◆ Given problem ◆
Extract all lines in the data that contain the word "Total".

---------- Provided records ----------

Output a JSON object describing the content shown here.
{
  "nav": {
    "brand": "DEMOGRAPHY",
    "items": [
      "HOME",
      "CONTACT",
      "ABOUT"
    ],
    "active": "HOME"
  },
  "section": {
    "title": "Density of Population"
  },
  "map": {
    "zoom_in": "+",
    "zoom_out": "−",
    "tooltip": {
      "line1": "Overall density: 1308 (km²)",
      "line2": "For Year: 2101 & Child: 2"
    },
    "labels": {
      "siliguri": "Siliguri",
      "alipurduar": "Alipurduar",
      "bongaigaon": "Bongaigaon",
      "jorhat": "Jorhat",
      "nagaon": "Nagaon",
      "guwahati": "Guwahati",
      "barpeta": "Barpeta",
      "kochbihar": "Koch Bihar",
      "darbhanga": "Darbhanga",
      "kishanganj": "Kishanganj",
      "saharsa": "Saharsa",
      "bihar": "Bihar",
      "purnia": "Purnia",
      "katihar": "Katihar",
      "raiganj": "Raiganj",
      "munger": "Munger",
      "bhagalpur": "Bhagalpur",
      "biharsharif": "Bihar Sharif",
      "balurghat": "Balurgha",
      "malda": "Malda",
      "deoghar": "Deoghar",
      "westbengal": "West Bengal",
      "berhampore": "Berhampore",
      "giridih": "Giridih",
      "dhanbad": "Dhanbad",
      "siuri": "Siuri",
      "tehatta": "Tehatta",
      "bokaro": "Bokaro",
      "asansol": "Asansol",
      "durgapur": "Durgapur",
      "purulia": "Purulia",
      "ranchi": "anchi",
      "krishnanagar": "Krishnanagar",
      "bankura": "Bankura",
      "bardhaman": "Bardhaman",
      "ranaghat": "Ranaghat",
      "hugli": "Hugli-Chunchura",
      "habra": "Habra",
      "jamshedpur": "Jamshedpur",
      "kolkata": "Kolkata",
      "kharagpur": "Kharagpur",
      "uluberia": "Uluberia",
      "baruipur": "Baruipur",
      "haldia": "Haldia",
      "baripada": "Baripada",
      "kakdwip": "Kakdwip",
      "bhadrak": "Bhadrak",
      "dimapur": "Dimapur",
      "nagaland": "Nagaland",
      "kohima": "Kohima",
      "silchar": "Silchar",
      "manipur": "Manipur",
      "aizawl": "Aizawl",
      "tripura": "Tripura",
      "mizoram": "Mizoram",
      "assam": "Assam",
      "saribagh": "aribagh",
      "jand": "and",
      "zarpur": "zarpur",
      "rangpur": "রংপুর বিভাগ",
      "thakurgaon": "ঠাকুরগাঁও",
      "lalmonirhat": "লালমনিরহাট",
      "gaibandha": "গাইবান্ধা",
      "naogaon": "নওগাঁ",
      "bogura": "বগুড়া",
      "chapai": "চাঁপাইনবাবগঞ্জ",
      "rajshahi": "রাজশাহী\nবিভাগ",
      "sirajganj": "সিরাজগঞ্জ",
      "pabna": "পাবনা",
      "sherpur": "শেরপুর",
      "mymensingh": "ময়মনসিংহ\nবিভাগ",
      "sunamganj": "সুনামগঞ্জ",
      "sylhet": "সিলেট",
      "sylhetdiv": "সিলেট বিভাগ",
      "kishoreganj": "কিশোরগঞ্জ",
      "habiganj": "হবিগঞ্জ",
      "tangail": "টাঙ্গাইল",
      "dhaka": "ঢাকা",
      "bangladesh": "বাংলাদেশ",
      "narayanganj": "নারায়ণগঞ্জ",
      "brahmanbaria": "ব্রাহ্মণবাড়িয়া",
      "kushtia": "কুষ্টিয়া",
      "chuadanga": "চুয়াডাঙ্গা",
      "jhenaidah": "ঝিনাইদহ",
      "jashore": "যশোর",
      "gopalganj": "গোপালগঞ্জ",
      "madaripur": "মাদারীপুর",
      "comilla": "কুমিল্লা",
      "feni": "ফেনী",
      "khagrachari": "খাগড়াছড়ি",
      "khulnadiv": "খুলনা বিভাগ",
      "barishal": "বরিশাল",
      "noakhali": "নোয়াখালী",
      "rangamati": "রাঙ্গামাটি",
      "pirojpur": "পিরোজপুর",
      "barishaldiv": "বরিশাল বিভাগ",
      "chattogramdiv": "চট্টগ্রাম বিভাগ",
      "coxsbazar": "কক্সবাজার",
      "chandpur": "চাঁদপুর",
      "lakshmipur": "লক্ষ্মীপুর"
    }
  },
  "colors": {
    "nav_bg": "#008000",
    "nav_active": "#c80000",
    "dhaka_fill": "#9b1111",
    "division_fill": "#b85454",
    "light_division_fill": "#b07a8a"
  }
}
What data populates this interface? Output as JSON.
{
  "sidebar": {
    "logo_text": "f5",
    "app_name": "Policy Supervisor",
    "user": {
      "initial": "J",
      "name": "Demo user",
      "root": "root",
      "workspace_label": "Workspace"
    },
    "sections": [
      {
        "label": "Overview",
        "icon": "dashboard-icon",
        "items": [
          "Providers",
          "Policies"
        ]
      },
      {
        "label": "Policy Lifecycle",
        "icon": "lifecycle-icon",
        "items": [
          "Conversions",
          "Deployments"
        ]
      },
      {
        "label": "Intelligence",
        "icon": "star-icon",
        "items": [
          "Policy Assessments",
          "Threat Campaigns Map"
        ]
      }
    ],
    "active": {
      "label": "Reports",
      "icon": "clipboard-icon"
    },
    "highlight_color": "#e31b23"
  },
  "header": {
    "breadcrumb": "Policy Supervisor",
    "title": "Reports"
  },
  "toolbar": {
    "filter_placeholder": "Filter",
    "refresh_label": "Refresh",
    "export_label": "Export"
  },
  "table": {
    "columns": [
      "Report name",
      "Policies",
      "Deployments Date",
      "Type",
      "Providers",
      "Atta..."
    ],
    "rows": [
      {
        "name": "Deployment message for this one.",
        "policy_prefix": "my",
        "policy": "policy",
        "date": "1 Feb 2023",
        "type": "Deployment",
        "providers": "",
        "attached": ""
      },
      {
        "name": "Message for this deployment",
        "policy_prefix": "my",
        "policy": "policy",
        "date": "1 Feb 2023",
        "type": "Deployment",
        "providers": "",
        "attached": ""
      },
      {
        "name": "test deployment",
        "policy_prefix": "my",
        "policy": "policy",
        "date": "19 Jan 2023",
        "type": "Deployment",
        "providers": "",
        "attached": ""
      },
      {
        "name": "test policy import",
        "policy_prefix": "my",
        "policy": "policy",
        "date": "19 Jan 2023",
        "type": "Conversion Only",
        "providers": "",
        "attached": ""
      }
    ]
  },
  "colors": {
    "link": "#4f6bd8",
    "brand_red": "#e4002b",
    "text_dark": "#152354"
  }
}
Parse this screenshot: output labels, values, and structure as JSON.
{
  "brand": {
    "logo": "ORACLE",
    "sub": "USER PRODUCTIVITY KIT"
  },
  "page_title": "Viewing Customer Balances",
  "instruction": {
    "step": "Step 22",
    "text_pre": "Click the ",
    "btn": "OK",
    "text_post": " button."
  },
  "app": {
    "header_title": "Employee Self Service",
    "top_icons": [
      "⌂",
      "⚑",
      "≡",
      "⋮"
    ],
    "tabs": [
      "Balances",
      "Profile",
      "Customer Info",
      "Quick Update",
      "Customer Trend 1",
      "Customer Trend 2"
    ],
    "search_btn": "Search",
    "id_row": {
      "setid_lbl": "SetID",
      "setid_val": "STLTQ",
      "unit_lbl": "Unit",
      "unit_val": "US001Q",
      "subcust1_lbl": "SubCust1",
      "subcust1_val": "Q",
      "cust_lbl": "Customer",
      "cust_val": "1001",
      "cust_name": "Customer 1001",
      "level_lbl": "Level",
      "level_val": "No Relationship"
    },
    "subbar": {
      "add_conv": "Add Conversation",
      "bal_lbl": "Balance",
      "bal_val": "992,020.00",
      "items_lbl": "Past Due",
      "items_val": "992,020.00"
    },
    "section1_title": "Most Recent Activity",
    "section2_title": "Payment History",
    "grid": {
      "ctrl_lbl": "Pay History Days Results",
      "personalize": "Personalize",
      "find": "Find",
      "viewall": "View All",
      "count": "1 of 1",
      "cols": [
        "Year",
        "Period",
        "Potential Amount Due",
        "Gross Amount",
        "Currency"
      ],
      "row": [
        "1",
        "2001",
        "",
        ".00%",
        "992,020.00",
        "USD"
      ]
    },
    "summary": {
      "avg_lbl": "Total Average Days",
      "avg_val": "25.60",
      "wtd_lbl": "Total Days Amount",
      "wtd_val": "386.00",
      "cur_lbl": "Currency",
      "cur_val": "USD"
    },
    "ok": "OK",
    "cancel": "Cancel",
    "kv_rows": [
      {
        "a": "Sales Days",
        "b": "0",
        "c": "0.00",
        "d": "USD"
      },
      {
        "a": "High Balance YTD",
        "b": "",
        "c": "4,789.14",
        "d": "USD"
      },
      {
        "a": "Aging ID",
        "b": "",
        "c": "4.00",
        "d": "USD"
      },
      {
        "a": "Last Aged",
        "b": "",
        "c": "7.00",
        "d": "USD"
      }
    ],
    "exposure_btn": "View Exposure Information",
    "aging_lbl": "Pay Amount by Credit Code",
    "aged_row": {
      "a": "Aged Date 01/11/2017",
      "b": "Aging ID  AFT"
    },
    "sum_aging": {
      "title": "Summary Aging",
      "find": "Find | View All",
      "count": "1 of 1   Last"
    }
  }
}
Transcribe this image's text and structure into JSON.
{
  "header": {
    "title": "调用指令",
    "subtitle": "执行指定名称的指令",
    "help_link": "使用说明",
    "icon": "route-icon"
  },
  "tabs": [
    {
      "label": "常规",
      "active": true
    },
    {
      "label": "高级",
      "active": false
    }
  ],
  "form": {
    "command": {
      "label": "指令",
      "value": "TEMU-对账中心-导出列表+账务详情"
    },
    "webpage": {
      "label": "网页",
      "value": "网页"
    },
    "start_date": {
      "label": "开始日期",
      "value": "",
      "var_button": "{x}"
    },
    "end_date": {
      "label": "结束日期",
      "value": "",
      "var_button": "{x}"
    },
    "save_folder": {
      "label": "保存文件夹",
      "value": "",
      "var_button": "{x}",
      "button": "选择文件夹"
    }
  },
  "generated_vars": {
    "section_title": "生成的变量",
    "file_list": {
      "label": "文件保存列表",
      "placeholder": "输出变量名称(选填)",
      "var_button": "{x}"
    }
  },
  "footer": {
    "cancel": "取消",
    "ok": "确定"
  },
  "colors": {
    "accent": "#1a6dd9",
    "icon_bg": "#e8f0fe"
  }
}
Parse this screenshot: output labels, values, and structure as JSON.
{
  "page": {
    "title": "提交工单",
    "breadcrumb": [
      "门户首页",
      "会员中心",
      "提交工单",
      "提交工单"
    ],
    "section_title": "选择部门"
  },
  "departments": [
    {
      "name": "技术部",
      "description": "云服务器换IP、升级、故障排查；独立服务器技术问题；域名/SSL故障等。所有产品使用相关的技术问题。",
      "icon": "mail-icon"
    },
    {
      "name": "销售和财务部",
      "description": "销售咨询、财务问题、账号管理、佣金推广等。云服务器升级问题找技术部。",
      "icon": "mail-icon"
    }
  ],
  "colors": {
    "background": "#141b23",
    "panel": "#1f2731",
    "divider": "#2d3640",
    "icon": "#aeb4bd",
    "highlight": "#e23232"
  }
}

----------

◆ Answer for this exercise ◆
      "avg_lbl": "Total Average Days",
      "wtd_lbl": "Total Days Amount",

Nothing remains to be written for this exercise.